── Stored records

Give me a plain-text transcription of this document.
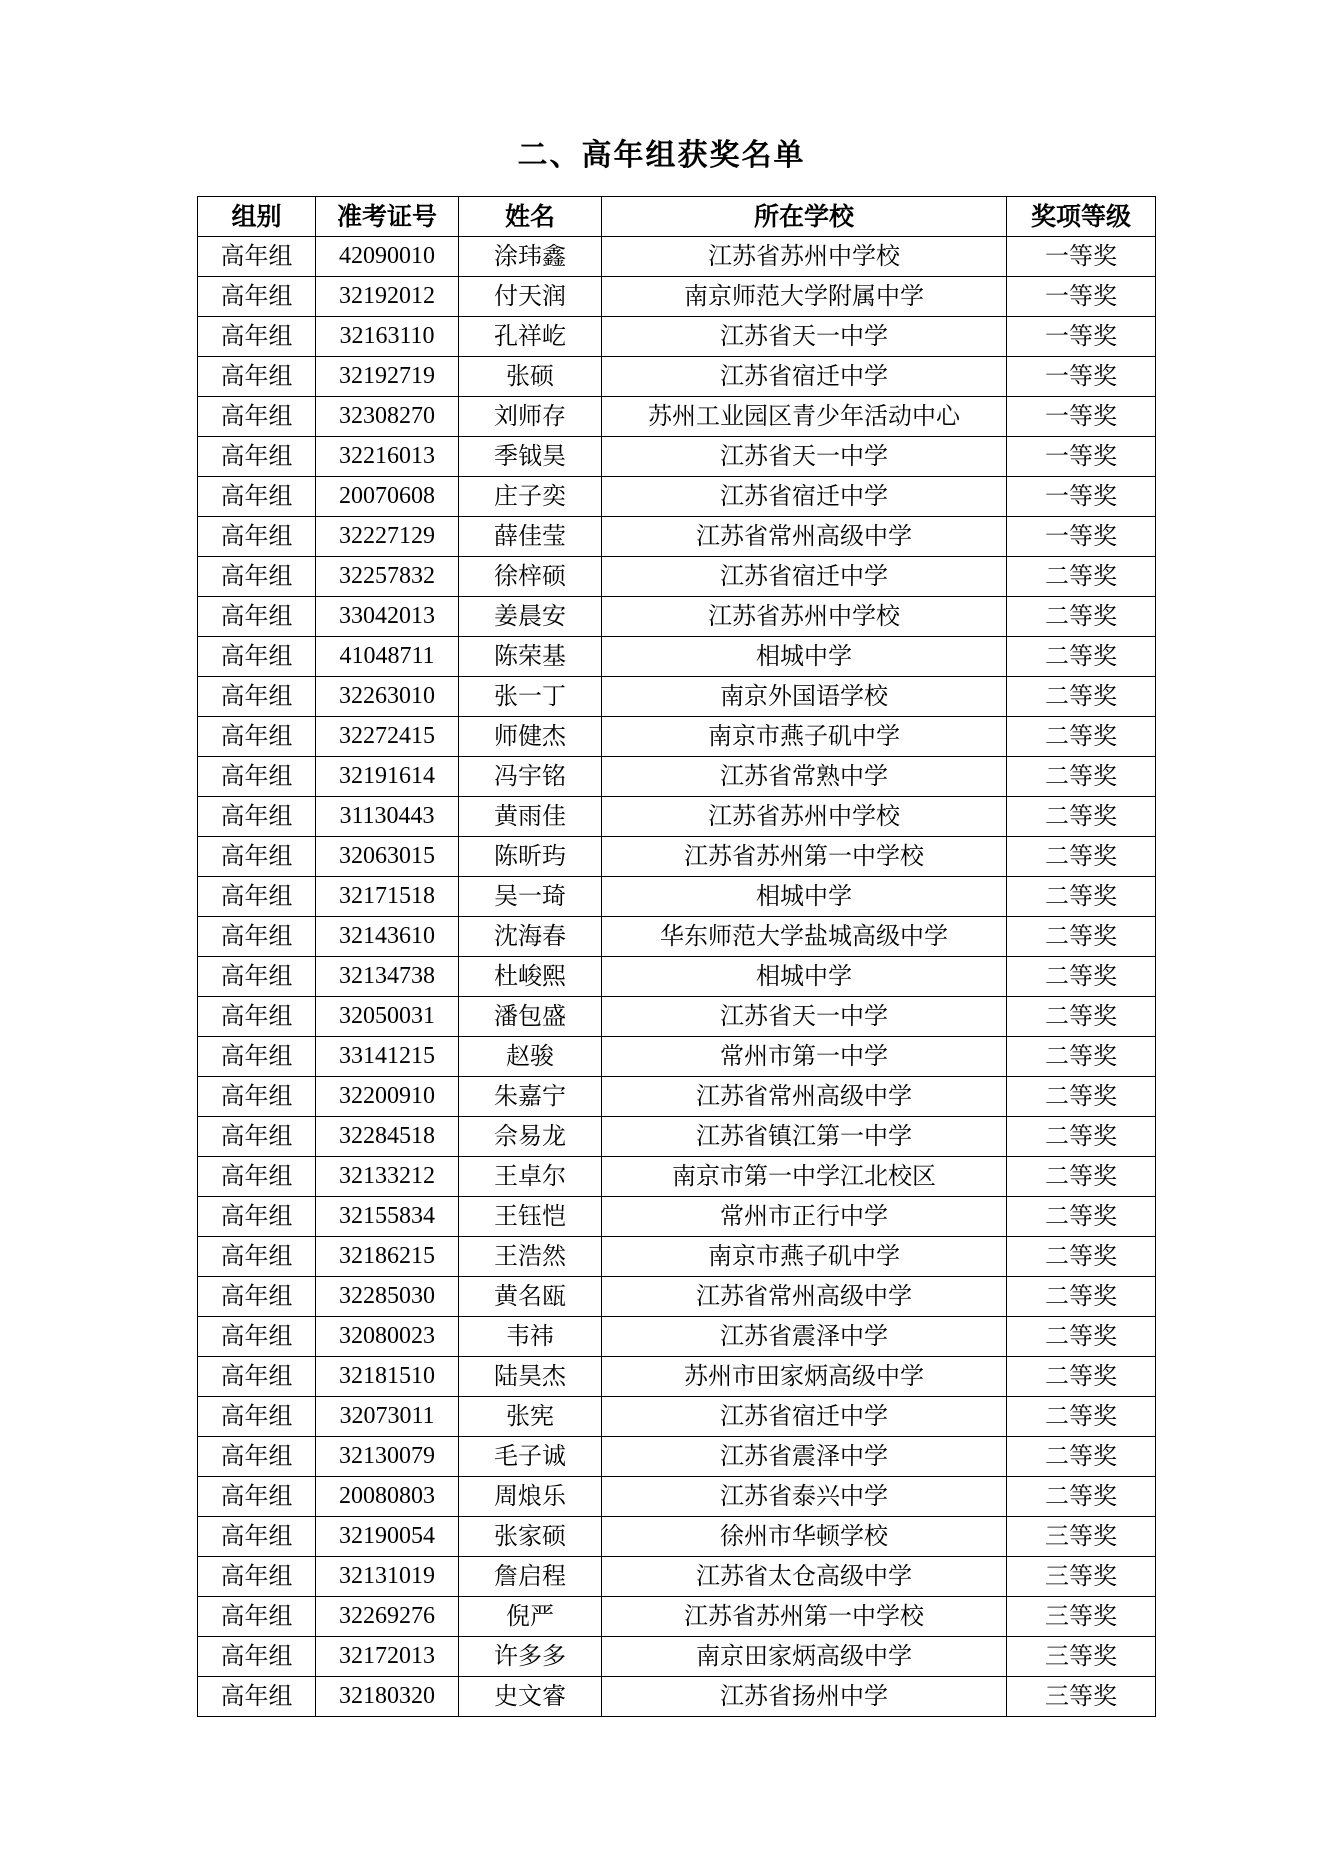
二、高年组获奖名单
组别	准考证号	姓名	所在学校	奖项等级
高年组	42090010	涂玮鑫	江苏省苏州中学校	一等奖
高年组	32192012	付天润	南京师范大学附属中学	一等奖
高年组	32163110	孔祥屹	江苏省天一中学	一等奖
高年组	32192719	张硕	江苏省宿迁中学	一等奖
高年组	32308270	刘师存	苏州工业园区青少年活动中心	一等奖
高年组	32216013	季钺昊	江苏省天一中学	一等奖
高年组	20070608	庄子奕	江苏省宿迁中学	一等奖
高年组	32227129	薛佳莹	江苏省常州高级中学	一等奖
高年组	32257832	徐梓硕	江苏省宿迁中学	二等奖
高年组	33042013	姜晨安	江苏省苏州中学校	二等奖
高年组	41048711	陈荣基	相城中学	二等奖
高年组	32263010	张一丁	南京外国语学校	二等奖
高年组	32272415	师健杰	南京市燕子矶中学	二等奖
高年组	32191614	冯宇铭	江苏省常熟中学	二等奖
高年组	31130443	黄雨佳	江苏省苏州中学校	二等奖
高年组	32063015	陈昕玙	江苏省苏州第一中学校	二等奖
高年组	32171518	吴一琦	相城中学	二等奖
高年组	32143610	沈海春	华东师范大学盐城高级中学	二等奖
高年组	32134738	杜峻熙	相城中学	二等奖
高年组	32050031	潘包盛	江苏省天一中学	二等奖
高年组	33141215	赵骏	常州市第一中学	二等奖
高年组	32200910	朱嘉宁	江苏省常州高级中学	二等奖
高年组	32284518	佘易龙	江苏省镇江第一中学	二等奖
高年组	32133212	王卓尔	南京市第一中学江北校区	二等奖
高年组	32155834	王钰恺	常州市正行中学	二等奖
高年组	32186215	王浩然	南京市燕子矶中学	二等奖
高年组	32285030	黄名瓯	江苏省常州高级中学	二等奖
高年组	32080023	韦祎	江苏省震泽中学	二等奖
高年组	32181510	陆昊杰	苏州市田家炳高级中学	二等奖
高年组	32073011	张宪	江苏省宿迁中学	二等奖
高年组	32130079	毛子诚	江苏省震泽中学	二等奖
高年组	20080803	周烺乐	江苏省泰兴中学	二等奖
高年组	32190054	张家硕	徐州市华顿学校	三等奖
高年组	32131019	詹启程	江苏省太仓高级中学	三等奖
高年组	32269276	倪严	江苏省苏州第一中学校	三等奖
高年组	32172013	许多多	南京田家炳高级中学	三等奖
高年组	32180320	史文睿	江苏省扬州中学	三等奖
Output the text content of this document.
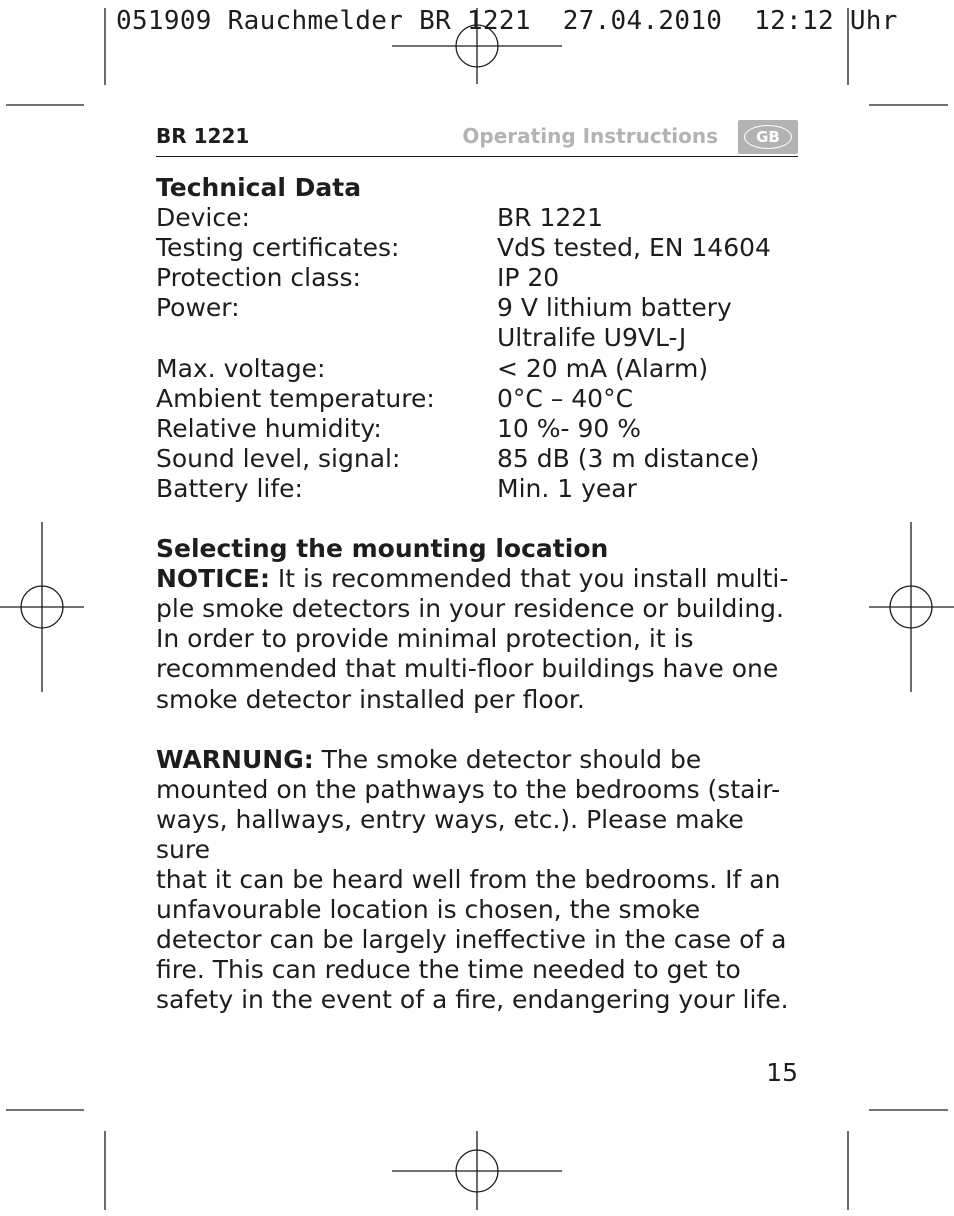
051909 Rauchmelder BR 1221  27.04.2010  12:12 Uhr
BR 1221	Operating Instructions	GB
Technical Data
Device:	BR 1221
Testing certificates:	VdS tested, EN 14604
Protection class:	IP 20
Power:	9 V lithium battery
Ultralife U9VL-J
Max. voltage:	< 20 mA (Alarm)
Ambient temperature:	0°C – 40°C
Relative humidity:	10 %- 90 %
Sound level, signal:	85 dB (3 m distance)
Battery life:	Min. 1 year
Selecting the mounting location
NOTICE: It is recommended that you install multi-
ple smoke detectors in your residence or building.
In order to provide minimal protection, it is
recommended that multi-floor buildings have one
smoke detector installed per floor.
WARNUNG: The smoke detector should be
mounted on the pathways to the bedrooms (stair-
ways, hallways, entry ways, etc.). Please make sure
that it can be heard well from the bedrooms. If an
unfavourable location is chosen, the smoke
detector can be largely ineffective in the case of a
fire. This can reduce the time needed to get to
safety in the event of a fire, endangering your life.
15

────

Leave out the pictures and transcribe the entries above exactly.

Give me a plain-text transcription of this document.
二、高年组获奖名单
组别	准考证号	姓名	所在学校	奖项等级
高年组	42090010	涂玮鑫	江苏省苏州中学校	一等奖
高年组	32192012	付天润	南京师范大学附属中学	一等奖
高年组	32163110	孔祥屹	江苏省天一中学	一等奖
高年组	32192719	张硕	江苏省宿迁中学	一等奖
高年组	32308270	刘师存	苏州工业园区青少年活动中心	一等奖
高年组	32216013	季钺昊	江苏省天一中学	一等奖
高年组	20070608	庄子奕	江苏省宿迁中学	一等奖
高年组	32227129	薛佳莹	江苏省常州高级中学	一等奖
高年组	32257832	徐梓硕	江苏省宿迁中学	二等奖
高年组	33042013	姜晨安	江苏省苏州中学校	二等奖
高年组	41048711	陈荣基	相城中学	二等奖
高年组	32263010	张一丁	南京外国语学校	二等奖
高年组	32272415	师健杰	南京市燕子矶中学	二等奖
高年组	32191614	冯宇铭	江苏省常熟中学	二等奖
高年组	31130443	黄雨佳	江苏省苏州中学校	二等奖
高年组	32063015	陈昕玙	江苏省苏州第一中学校	二等奖
高年组	32171518	吴一琦	相城中学	二等奖
高年组	32143610	沈海春	华东师范大学盐城高级中学	二等奖
高年组	32134738	杜峻熙	相城中学	二等奖
高年组	32050031	潘包盛	江苏省天一中学	二等奖
高年组	33141215	赵骏	常州市第一中学	二等奖
高年组	32200910	朱嘉宁	江苏省常州高级中学	二等奖
高年组	32284518	佘易龙	江苏省镇江第一中学	二等奖
高年组	32133212	王卓尔	南京市第一中学江北校区	二等奖
高年组	32155834	王钰恺	常州市正行中学	二等奖
高年组	32186215	王浩然	南京市燕子矶中学	二等奖
高年组	32285030	黄名瓯	江苏省常州高级中学	二等奖
高年组	32080023	韦祎	江苏省震泽中学	二等奖
高年组	32181510	陆昊杰	苏州市田家炳高级中学	二等奖
高年组	32073011	张宪	江苏省宿迁中学	二等奖
高年组	32130079	毛子诚	江苏省震泽中学	二等奖
高年组	20080803	周烺乐	江苏省泰兴中学	二等奖
高年组	32190054	张家硕	徐州市华顿学校	三等奖
高年组	32131019	詹启程	江苏省太仓高级中学	三等奖
高年组	32269276	倪严	江苏省苏州第一中学校	三等奖
高年组	32172013	许多多	南京田家炳高级中学	三等奖
高年组	32180320	史文睿	江苏省扬州中学	三等奖
Output the text content of this document.
051909 Rauchmelder BR 1221  27.04.2010  12:12 Uhr
BR 1221	Operating Instructions	GB
Technical Data
Device:	BR 1221
Testing certificates:	VdS tested, EN 14604
Protection class:	IP 20
Power:	9 V lithium battery
Ultralife U9VL-J
Max. voltage:	< 20 mA (Alarm)
Ambient temperature:	0°C – 40°C
Relative humidity:	10 %- 90 %
Sound level, signal:	85 dB (3 m distance)
Battery life:	Min. 1 year
Selecting the mounting location
NOTICE: It is recommended that you install multi-
ple smoke detectors in your residence or building.
In order to provide minimal protection, it is
recommended that multi-floor buildings have one
smoke detector installed per floor.
WARNUNG: The smoke detector should be
mounted on the pathways to the bedrooms (stair-
ways, hallways, entry ways, etc.). Please make sure
that it can be heard well from the bedrooms. If an
unfavourable location is chosen, the smoke
detector can be largely ineffective in the case of a
fire. This can reduce the time needed to get to
safety in the event of a fire, endangering your life.
15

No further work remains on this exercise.